-- Start of Given text --

Someone has said faith is like calories—you can’t see them, but you can certainly see the results! Living a deep and consistent walk with Christ requires your time and attention, every day.
The world says tells us all that matters is making a good impression. But God is not impressed with externals; you can’t fake it with Him. Recognizing the hypocrisy in your life and breaking with it is painful, but necessary.
While you can’t always control what happens, you can control your response. Your choice of attitude is the single most significant decision you can make on a daily basis. Positive responses develop patience, perseverance, and self-control.
Someone may be making your life miserable. There may be another situation making you miserable. Whoever or whatever you’re up against there is no wall so strong that God is not stronger. What seems unchangeable is not. God can change hearts. God can change situations. Trust Him for the outcome.
When times are tough what matters is your focus. If you focus on your problems they’ll seem insurmountable. If you focus on God you’re trusting Him for the outcome. And nothing is impossible for God.
A perfect family is not achievable. There will always be disagreements and the clashing of wills. However, through Christ a home filled with grace, forgiveness, and love is achievable.
Life is complex. Our world is more complicated than it was even 20 or 30 years ago. Even though many of the values we grew up with now seem passé, the basics never change—they’re summarized in Micah 6:8, to act justly, to love mercy, and to walk humbly with your God.
Just as countries build walls for protection from enemies we build walls around ourselves. Freedom is living without walls; letting go of the bitterness and anger keeping us in bondage.
We’re all tempted to get even when we’ve been wronged; our natural reaction is to retaliate. However, a better response extends grace. It not only demonstrates self-control but it shows you don’t take your cues from how the world would respond—but rather from what God wants you to do.

-- End of Given text --

== Work to do ==
- 1) In the passage on faith, rewrite the part starting with "Just as countries" and going on through "wants you to do.", putting "captivity" in place of "bondage".
- 2) Condense the paragraph of the passage on faith that opens "Someone may be making your life miserable" into a shorter version that keeps its main points.
The listing below has nothing to do with the passage on faith.

-- Start of Source data --

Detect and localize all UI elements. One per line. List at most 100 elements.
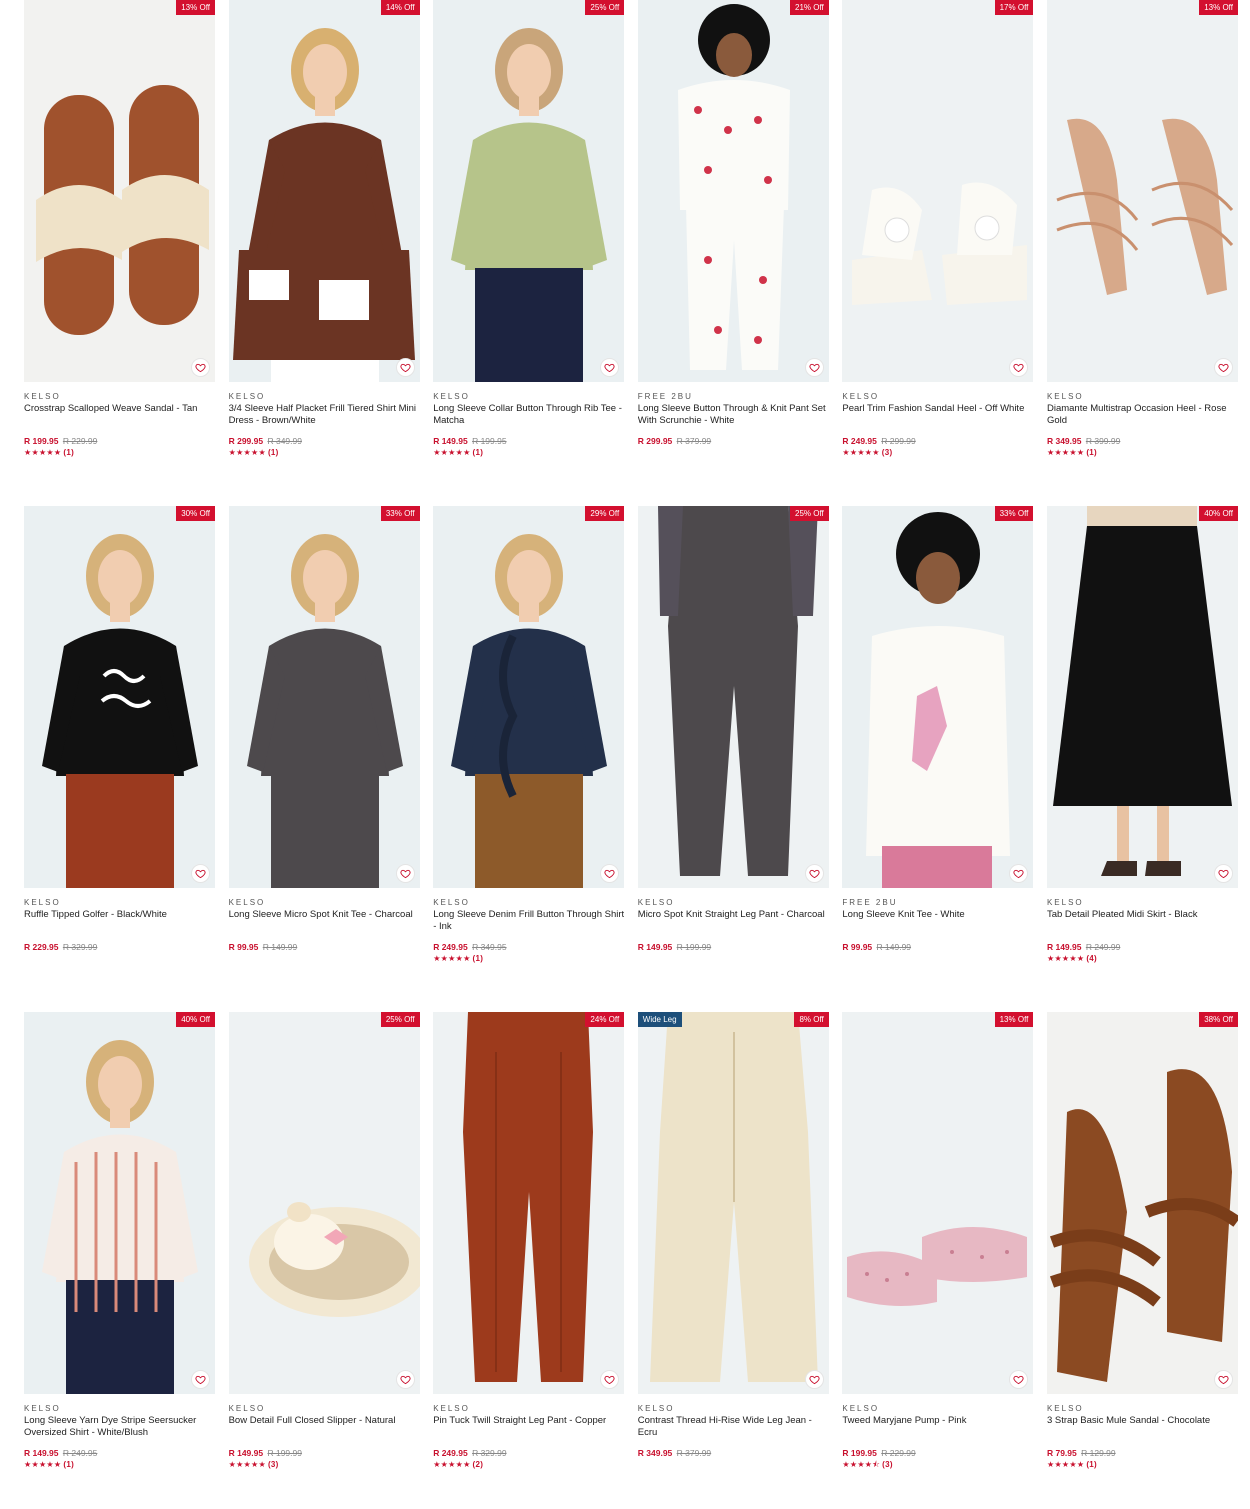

-- End of Source data --

== In response ==
- 1)
Just as countries build walls for protection from enemies we build walls around ourselves. Freedom is living without walls; letting go of the bitterness and anger keeping us in captivity.
We’re all tempted to get even when we’ve been wronged; our natural reaction is to retaliate. However, a better response extends grace. It not only demonstrates self-control but it shows you don’t take your cues from how the world would respond—but rather from what God wants you to do.

- 2) Whether a person or a situation is making you miserable, no wall is so strong that God is not stronger. What seems unchangeable is not, because God can change hearts and situations, so trust Him for the outcome.